GIVEN INSTRUCTION =
From the listing below, pull out all lines with "Clerk" in them.

DATASET ROWS =
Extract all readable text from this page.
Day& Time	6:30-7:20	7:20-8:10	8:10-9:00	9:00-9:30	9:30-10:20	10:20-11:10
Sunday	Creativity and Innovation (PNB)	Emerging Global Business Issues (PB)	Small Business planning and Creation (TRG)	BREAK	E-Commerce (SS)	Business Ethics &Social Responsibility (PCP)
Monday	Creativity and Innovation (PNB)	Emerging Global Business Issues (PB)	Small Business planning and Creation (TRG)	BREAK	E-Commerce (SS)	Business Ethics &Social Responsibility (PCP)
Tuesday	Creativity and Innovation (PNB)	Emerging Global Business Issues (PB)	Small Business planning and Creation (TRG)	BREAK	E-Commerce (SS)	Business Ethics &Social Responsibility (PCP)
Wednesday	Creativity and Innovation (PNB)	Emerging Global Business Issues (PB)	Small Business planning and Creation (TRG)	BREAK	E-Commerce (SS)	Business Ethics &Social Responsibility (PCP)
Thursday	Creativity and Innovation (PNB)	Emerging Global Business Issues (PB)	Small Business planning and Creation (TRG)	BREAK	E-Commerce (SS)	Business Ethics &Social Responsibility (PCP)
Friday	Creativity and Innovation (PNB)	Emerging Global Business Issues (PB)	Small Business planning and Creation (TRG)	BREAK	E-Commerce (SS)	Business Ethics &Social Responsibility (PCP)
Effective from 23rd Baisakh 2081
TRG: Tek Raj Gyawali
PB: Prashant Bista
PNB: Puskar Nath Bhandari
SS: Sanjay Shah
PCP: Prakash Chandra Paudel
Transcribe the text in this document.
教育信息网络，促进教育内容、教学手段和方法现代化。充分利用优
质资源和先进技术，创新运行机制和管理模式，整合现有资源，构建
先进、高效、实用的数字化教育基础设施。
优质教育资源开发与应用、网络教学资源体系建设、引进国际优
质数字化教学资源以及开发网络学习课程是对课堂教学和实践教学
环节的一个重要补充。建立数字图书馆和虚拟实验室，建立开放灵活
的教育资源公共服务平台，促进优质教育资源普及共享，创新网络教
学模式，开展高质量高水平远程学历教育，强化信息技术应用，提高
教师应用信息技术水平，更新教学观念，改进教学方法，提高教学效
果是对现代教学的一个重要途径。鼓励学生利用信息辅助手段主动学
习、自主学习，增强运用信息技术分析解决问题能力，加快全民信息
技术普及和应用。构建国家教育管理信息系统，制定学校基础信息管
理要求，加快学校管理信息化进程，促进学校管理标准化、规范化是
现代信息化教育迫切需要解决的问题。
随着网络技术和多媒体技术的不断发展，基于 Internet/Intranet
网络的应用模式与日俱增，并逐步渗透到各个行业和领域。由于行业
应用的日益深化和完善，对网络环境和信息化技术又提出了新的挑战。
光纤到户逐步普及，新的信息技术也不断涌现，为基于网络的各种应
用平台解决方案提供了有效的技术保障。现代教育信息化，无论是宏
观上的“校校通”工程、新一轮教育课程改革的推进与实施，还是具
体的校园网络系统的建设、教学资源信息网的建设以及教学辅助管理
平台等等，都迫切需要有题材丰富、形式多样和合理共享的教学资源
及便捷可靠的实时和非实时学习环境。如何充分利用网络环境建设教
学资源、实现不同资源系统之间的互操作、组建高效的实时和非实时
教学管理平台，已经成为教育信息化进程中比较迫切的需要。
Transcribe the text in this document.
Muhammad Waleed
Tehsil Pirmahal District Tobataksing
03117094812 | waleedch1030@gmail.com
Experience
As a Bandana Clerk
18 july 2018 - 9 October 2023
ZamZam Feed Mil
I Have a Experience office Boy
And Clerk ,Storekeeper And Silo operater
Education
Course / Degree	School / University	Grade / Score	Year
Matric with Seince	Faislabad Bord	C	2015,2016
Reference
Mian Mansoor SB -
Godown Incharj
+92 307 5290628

OUTPUT OF THE EXERCISE =
As a Bandana Clerk
And Clerk ,Storekeeper And Silo operater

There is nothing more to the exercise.